Given request
Begin the copy at the line containing "Extract the structured" and end it at the final line of the material below, reproducing each line exactly, without images.

*-*-*

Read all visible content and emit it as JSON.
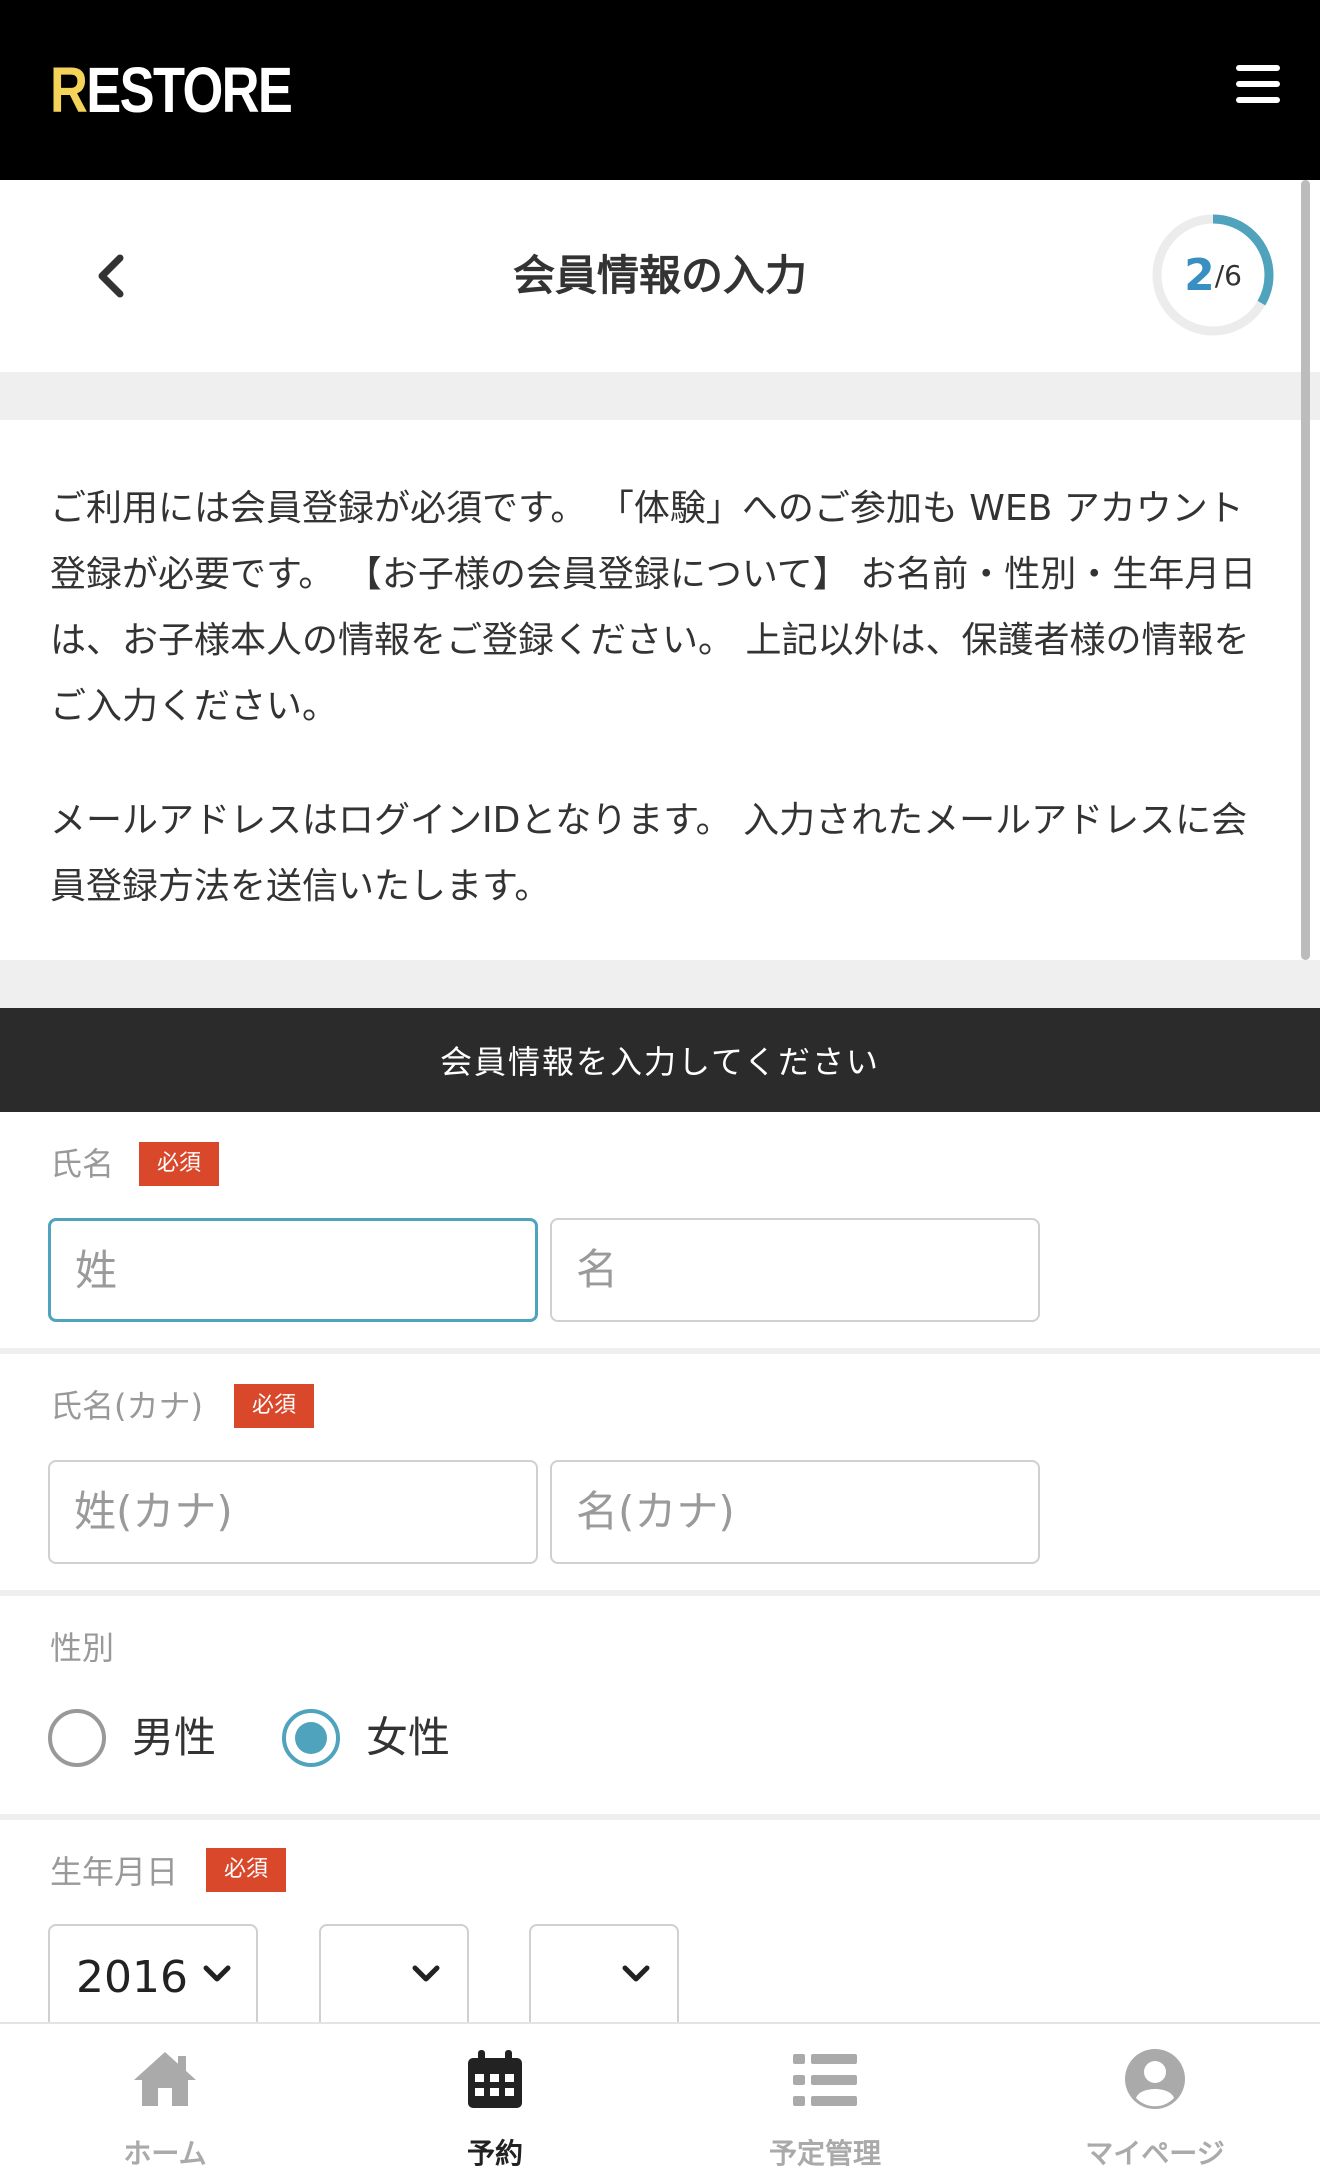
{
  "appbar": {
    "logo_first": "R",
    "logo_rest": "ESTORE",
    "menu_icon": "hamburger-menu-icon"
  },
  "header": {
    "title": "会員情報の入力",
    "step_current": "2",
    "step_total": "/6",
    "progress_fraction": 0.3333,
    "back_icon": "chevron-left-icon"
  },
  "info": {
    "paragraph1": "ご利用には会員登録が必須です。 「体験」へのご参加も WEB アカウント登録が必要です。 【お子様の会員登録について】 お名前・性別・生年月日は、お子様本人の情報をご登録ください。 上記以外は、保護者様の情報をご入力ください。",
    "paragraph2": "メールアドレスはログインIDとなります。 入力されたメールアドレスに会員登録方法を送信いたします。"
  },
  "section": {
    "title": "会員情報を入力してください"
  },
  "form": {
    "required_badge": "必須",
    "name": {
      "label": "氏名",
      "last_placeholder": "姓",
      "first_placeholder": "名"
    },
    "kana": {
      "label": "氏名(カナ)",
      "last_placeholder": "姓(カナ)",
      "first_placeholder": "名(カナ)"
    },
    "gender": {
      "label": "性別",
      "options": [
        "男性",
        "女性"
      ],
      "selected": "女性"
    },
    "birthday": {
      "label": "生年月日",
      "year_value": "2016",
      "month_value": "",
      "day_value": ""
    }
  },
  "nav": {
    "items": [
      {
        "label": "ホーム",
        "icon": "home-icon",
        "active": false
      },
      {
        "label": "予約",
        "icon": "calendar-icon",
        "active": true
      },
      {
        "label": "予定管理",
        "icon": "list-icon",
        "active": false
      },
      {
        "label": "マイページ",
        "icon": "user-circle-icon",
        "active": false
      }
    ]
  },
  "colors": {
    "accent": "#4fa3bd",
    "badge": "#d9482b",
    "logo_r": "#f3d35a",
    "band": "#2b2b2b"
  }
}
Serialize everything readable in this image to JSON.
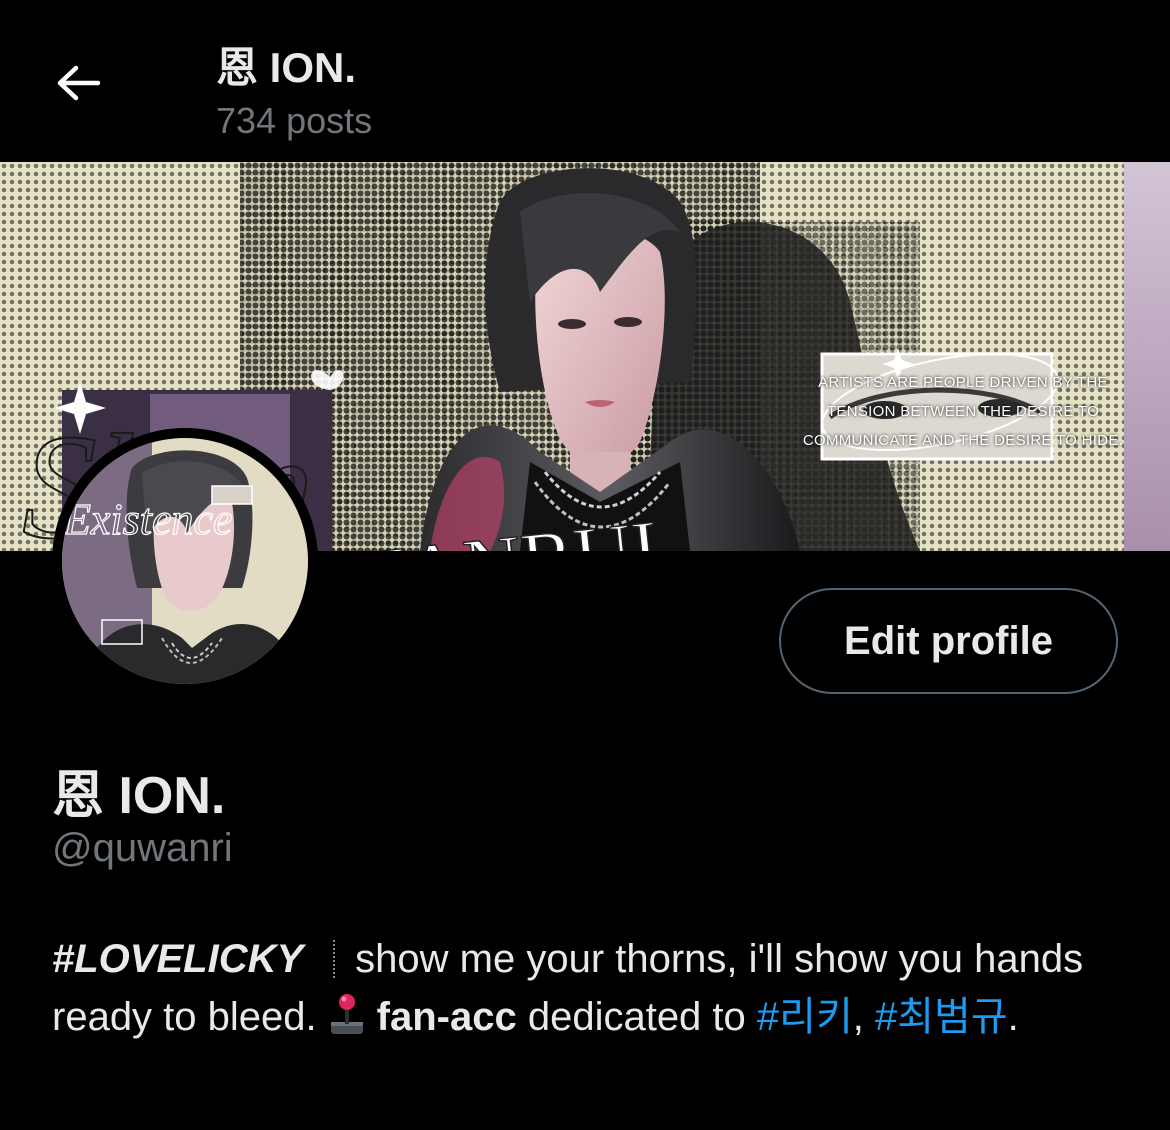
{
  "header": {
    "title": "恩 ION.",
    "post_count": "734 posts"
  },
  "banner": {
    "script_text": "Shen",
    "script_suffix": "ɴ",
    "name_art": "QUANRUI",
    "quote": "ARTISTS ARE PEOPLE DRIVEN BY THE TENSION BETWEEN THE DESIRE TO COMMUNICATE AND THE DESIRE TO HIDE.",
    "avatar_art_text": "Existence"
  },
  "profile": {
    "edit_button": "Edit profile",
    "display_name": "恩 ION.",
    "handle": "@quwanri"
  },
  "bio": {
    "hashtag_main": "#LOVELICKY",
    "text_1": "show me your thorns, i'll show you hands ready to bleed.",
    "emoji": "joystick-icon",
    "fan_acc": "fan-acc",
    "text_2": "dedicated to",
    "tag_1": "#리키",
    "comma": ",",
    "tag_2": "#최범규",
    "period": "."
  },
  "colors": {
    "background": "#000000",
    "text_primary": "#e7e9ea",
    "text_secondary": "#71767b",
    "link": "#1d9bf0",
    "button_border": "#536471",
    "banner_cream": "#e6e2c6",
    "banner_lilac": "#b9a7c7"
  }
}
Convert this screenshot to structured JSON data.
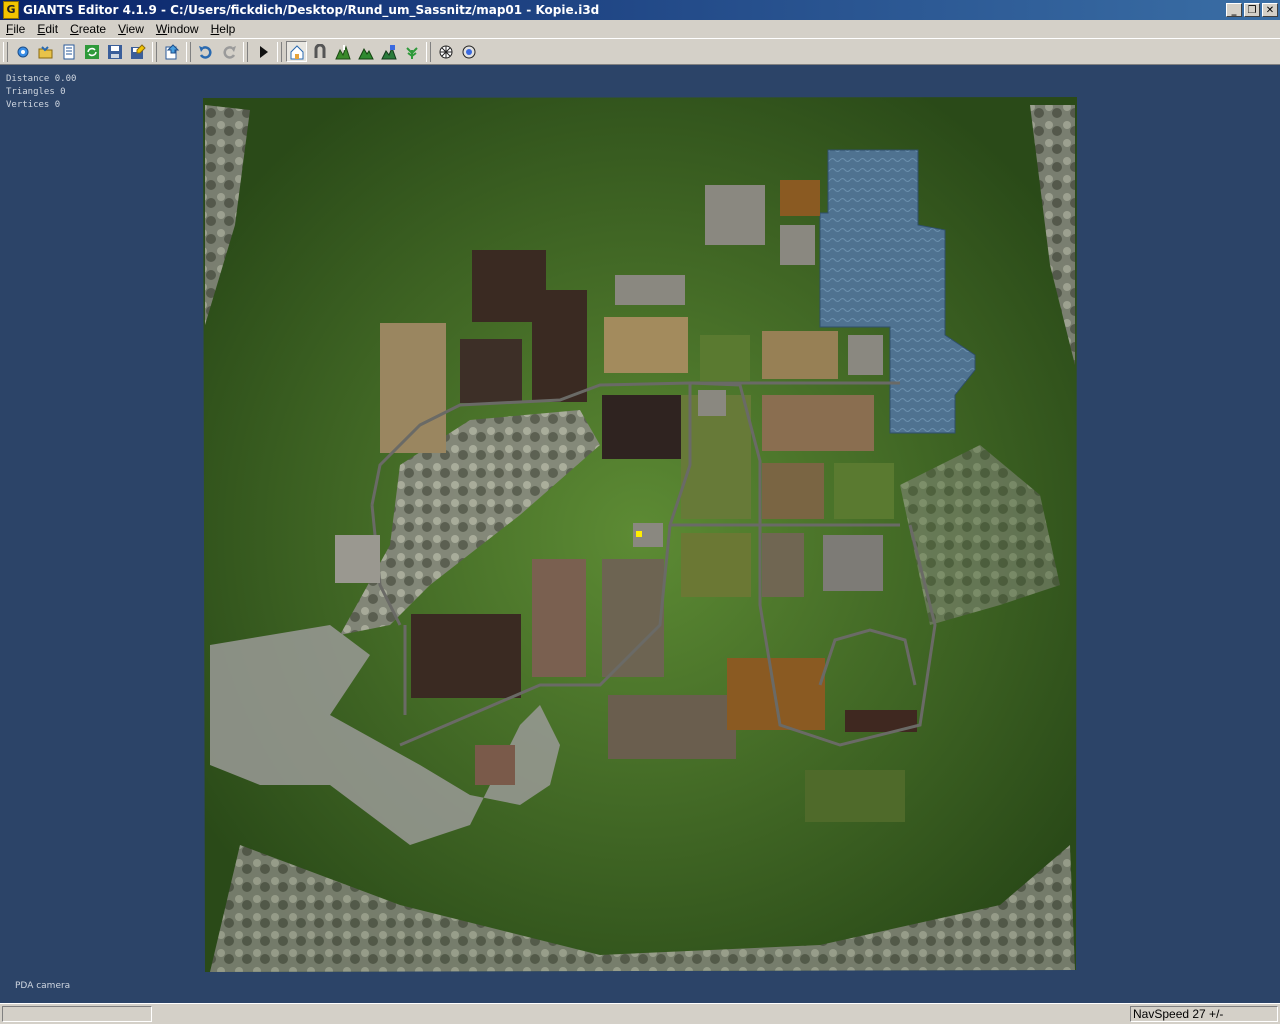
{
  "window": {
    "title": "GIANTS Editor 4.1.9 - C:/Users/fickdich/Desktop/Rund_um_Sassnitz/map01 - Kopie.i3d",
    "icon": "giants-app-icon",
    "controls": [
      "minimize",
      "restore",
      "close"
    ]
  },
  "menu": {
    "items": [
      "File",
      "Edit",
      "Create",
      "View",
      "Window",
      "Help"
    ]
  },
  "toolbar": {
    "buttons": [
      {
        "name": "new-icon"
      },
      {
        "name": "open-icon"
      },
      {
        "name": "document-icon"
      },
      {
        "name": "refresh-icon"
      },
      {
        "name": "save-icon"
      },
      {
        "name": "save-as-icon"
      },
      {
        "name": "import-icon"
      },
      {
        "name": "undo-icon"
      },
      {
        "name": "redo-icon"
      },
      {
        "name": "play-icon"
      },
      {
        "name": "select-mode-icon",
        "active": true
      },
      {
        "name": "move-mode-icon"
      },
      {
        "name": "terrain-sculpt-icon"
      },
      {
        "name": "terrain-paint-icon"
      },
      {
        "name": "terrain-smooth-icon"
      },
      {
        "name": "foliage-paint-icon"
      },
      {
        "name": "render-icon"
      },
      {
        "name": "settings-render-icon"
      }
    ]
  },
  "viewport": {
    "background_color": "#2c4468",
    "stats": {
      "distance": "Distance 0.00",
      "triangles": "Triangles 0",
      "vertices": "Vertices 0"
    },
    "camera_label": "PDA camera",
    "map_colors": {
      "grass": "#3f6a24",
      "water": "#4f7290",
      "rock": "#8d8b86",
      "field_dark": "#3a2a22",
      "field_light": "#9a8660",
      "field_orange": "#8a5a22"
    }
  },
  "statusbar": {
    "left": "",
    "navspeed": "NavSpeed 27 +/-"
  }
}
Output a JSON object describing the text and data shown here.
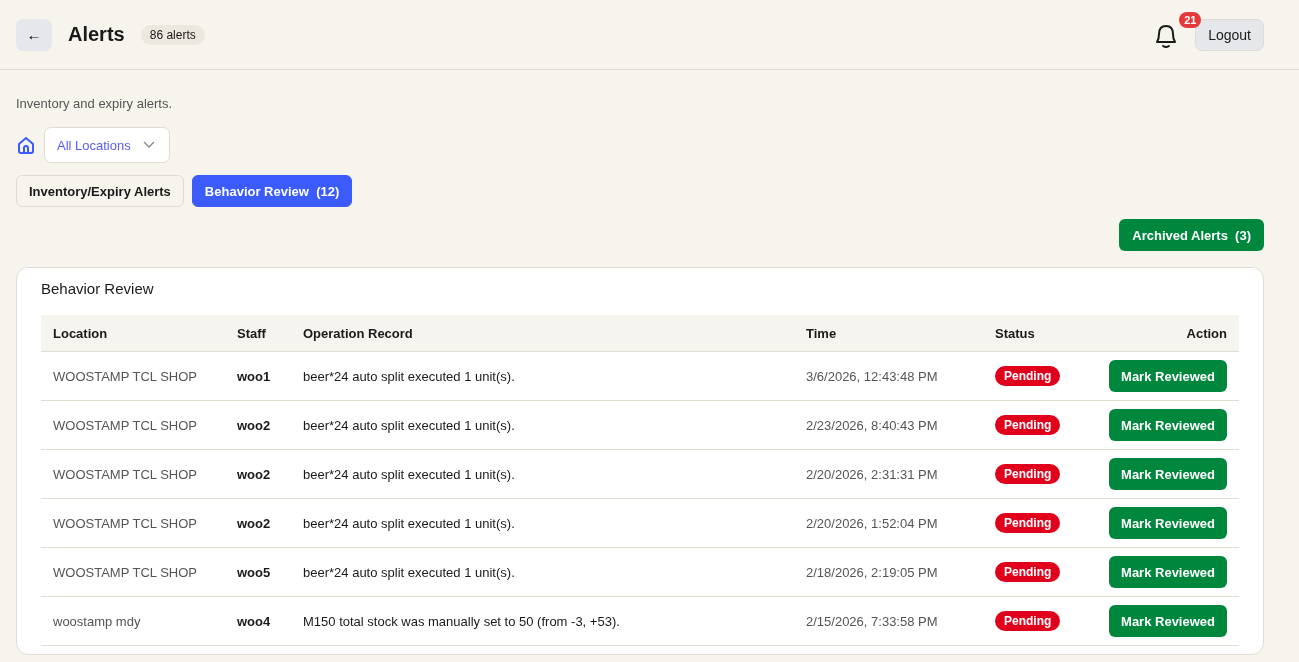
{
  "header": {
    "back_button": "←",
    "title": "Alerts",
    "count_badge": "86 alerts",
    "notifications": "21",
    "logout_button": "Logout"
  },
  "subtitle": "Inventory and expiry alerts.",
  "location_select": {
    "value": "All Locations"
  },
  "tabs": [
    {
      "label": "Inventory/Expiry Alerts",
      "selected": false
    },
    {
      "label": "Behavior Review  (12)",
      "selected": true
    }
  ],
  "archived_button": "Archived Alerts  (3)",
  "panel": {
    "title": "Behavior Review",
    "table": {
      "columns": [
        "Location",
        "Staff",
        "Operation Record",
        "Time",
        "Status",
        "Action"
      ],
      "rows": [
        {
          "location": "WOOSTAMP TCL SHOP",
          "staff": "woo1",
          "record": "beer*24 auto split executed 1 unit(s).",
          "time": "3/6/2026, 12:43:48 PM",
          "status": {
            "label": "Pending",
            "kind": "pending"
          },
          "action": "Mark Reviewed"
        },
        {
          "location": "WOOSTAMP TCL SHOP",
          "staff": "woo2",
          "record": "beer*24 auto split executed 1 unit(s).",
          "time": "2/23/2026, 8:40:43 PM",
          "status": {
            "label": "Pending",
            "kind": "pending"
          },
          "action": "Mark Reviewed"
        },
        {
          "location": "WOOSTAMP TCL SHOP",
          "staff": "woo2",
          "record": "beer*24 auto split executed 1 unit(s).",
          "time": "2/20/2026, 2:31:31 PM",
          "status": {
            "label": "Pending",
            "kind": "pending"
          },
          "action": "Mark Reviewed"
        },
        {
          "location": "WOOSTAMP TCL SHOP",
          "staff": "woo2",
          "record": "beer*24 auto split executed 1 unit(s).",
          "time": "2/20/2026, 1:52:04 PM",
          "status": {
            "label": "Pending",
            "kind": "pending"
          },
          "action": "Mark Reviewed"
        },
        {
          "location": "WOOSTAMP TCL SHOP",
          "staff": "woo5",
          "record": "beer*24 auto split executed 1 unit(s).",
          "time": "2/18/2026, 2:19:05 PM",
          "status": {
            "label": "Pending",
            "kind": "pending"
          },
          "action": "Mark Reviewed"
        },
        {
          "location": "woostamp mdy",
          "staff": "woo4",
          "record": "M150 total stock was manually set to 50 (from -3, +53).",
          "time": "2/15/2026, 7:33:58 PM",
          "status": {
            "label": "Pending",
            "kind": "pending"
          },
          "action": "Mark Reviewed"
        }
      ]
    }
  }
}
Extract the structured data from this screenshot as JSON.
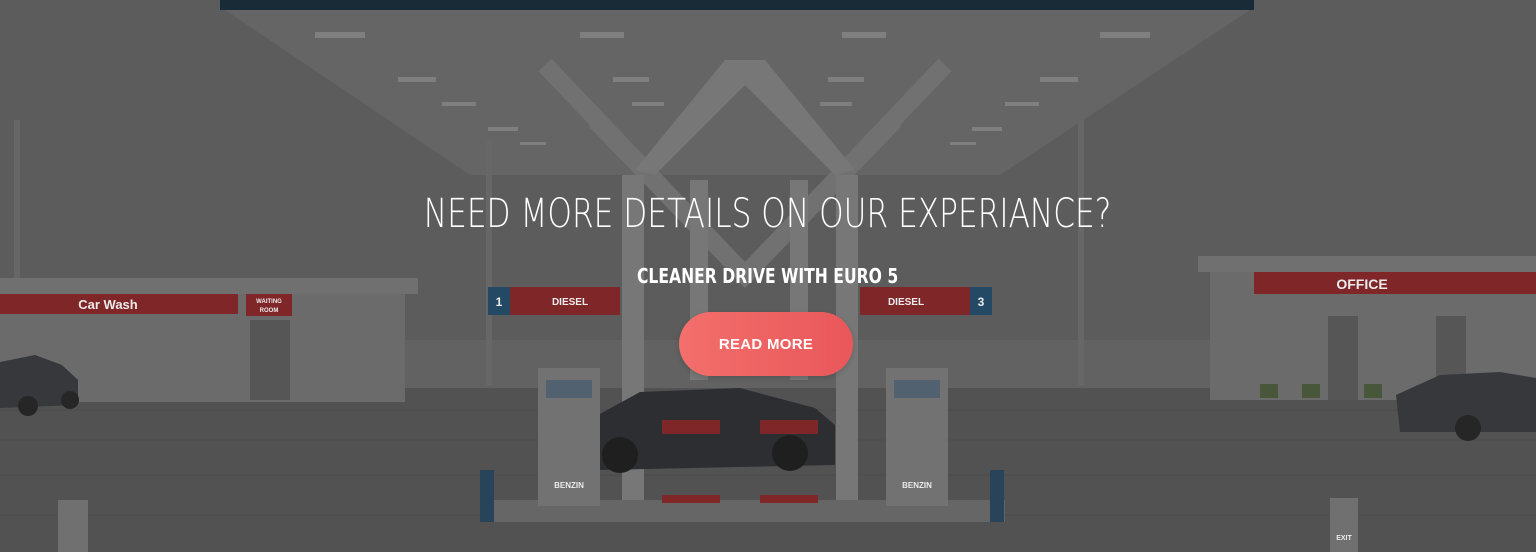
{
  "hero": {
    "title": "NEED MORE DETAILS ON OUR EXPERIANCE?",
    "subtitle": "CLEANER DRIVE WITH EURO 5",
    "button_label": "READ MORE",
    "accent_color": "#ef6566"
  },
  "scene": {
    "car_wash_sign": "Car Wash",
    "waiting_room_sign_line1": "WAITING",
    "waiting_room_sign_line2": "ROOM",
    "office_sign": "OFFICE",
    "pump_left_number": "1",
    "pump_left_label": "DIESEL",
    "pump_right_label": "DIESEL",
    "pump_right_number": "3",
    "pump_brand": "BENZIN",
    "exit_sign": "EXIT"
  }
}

*-*-*

The result
Extract the structured data from this screenshot as JSON.
{
  "hero": {
    "title": "NEED MORE DETAILS ON OUR EXPERIANCE?",
    "subtitle": "CLEANER DRIVE WITH EURO 5",
    "button_label": "READ MORE",
    "accent_color": "#ef6566"
  },
  "scene": {
    "car_wash_sign": "Car Wash",
    "waiting_room_sign_line1": "WAITING",
    "waiting_room_sign_line2": "ROOM",
    "office_sign": "OFFICE",
    "pump_left_number": "1",
    "pump_left_label": "DIESEL",
    "pump_right_label": "DIESEL",
    "pump_right_number": "3",
    "pump_brand": "BENZIN",
    "exit_sign": "EXIT"
  }
}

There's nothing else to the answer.